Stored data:
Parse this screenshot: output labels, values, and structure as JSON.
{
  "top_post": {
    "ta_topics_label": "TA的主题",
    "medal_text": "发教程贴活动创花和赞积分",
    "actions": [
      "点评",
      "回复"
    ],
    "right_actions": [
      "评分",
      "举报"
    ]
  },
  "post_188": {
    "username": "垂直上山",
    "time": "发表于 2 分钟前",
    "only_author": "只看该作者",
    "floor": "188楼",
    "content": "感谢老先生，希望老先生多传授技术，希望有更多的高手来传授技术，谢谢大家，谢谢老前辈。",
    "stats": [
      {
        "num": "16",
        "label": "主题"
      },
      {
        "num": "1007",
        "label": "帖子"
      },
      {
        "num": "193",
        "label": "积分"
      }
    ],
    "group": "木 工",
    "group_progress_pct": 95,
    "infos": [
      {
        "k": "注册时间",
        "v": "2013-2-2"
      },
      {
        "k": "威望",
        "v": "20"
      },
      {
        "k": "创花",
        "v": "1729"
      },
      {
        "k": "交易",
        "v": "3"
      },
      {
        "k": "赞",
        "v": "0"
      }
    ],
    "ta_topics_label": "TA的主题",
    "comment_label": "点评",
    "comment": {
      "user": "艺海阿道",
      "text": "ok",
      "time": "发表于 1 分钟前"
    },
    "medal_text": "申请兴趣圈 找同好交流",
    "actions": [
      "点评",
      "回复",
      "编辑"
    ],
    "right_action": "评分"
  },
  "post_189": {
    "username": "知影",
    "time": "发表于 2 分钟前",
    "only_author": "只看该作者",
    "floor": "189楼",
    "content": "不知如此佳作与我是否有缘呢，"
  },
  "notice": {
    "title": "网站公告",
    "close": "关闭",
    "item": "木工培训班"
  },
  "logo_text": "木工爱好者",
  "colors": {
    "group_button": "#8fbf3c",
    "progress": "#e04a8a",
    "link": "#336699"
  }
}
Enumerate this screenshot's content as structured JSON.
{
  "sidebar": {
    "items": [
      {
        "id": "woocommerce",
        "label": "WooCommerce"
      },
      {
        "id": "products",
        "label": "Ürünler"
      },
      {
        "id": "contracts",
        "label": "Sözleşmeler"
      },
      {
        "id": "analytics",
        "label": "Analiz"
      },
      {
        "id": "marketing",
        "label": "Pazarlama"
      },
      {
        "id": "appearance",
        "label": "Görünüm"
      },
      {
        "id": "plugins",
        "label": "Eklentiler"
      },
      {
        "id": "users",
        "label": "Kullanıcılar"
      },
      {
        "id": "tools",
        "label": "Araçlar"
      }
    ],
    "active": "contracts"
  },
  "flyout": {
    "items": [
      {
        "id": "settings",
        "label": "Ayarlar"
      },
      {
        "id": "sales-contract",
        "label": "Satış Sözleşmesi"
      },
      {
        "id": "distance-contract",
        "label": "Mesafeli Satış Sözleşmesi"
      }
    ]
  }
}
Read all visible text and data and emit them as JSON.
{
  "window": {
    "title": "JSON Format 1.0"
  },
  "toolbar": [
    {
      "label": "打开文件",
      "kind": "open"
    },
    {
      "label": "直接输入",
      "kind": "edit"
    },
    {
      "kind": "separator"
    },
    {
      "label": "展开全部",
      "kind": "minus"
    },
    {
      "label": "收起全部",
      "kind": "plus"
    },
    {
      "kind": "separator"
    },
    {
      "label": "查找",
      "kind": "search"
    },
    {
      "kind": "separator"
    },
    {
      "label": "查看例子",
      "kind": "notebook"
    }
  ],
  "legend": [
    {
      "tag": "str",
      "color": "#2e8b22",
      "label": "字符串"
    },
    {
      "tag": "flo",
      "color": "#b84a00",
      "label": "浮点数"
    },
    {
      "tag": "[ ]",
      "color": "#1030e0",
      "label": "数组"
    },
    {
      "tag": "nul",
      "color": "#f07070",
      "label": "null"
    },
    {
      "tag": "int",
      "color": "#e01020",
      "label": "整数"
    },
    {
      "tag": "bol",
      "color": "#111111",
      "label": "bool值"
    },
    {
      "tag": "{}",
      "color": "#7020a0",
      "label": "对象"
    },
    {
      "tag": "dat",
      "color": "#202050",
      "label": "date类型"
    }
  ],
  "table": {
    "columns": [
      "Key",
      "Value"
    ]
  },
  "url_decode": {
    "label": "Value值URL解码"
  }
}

Your instructions — Produce an exact copy of the whole listing.

Task result —
Parse this screenshot: output labels, values, and structure as JSON.
{
  "top_post": {
    "ta_topics_label": "TA的主题",
    "medal_text": "发教程贴活动创花和赞积分",
    "actions": [
      "点评",
      "回复"
    ],
    "right_actions": [
      "评分",
      "举报"
    ]
  },
  "post_188": {
    "username": "垂直上山",
    "time": "发表于 2 分钟前",
    "only_author": "只看该作者",
    "floor": "188楼",
    "content": "感谢老先生，希望老先生多传授技术，希望有更多的高手来传授技术，谢谢大家，谢谢老前辈。",
    "stats": [
      {
        "num": "16",
        "label": "主题"
      },
      {
        "num": "1007",
        "label": "帖子"
      },
      {
        "num": "193",
        "label": "积分"
      }
    ],
    "group": "木 工",
    "group_progress_pct": 95,
    "infos": [
      {
        "k": "注册时间",
        "v": "2013-2-2"
      },
      {
        "k": "威望",
        "v": "20"
      },
      {
        "k": "创花",
        "v": "1729"
      },
      {
        "k": "交易",
        "v": "3"
      },
      {
        "k": "赞",
        "v": "0"
      }
    ],
    "ta_topics_label": "TA的主题",
    "comment_label": "点评",
    "comment": {
      "user": "艺海阿道",
      "text": "ok",
      "time": "发表于 1 分钟前"
    },
    "medal_text": "申请兴趣圈 找同好交流",
    "actions": [
      "点评",
      "回复",
      "编辑"
    ],
    "right_action": "评分"
  },
  "post_189": {
    "username": "知影",
    "time": "发表于 2 分钟前",
    "only_author": "只看该作者",
    "floor": "189楼",
    "content": "不知如此佳作与我是否有缘呢，"
  },
  "notice": {
    "title": "网站公告",
    "close": "关闭",
    "item": "木工培训班"
  },
  "logo_text": "木工爱好者",
  "colors": {
    "group_button": "#8fbf3c",
    "progress": "#e04a8a",
    "link": "#336699"
  }
}
Enumerate this screenshot's content as structured JSON.
{
  "sidebar": {
    "items": [
      {
        "id": "woocommerce",
        "label": "WooCommerce"
      },
      {
        "id": "products",
        "label": "Ürünler"
      },
      {
        "id": "contracts",
        "label": "Sözleşmeler"
      },
      {
        "id": "analytics",
        "label": "Analiz"
      },
      {
        "id": "marketing",
        "label": "Pazarlama"
      },
      {
        "id": "appearance",
        "label": "Görünüm"
      },
      {
        "id": "plugins",
        "label": "Eklentiler"
      },
      {
        "id": "users",
        "label": "Kullanıcılar"
      },
      {
        "id": "tools",
        "label": "Araçlar"
      }
    ],
    "active": "contracts"
  },
  "flyout": {
    "items": [
      {
        "id": "settings",
        "label": "Ayarlar"
      },
      {
        "id": "sales-contract",
        "label": "Satış Sözleşmesi"
      },
      {
        "id": "distance-contract",
        "label": "Mesafeli Satış Sözleşmesi"
      }
    ]
  }
}
Read all visible text and data and emit them as JSON.
{
  "window": {
    "title": "JSON Format 1.0"
  },
  "toolbar": [
    {
      "label": "打开文件",
      "kind": "open"
    },
    {
      "label": "直接输入",
      "kind": "edit"
    },
    {
      "kind": "separator"
    },
    {
      "label": "展开全部",
      "kind": "minus"
    },
    {
      "label": "收起全部",
      "kind": "plus"
    },
    {
      "kind": "separator"
    },
    {
      "label": "查找",
      "kind": "search"
    },
    {
      "kind": "separator"
    },
    {
      "label": "查看例子",
      "kind": "notebook"
    }
  ],
  "legend": [
    {
      "tag": "str",
      "color": "#2e8b22",
      "label": "字符串"
    },
    {
      "tag": "flo",
      "color": "#b84a00",
      "label": "浮点数"
    },
    {
      "tag": "[ ]",
      "color": "#1030e0",
      "label": "数组"
    },
    {
      "tag": "nul",
      "color": "#f07070",
      "label": "null"
    },
    {
      "tag": "int",
      "color": "#e01020",
      "label": "整数"
    },
    {
      "tag": "bol",
      "color": "#111111",
      "label": "bool值"
    },
    {
      "tag": "{}",
      "color": "#7020a0",
      "label": "对象"
    },
    {
      "tag": "dat",
      "color": "#202050",
      "label": "date类型"
    }
  ],
  "table": {
    "columns": [
      "Key",
      "Value"
    ]
  },
  "url_decode": {
    "label": "Value值URL解码"
  }
}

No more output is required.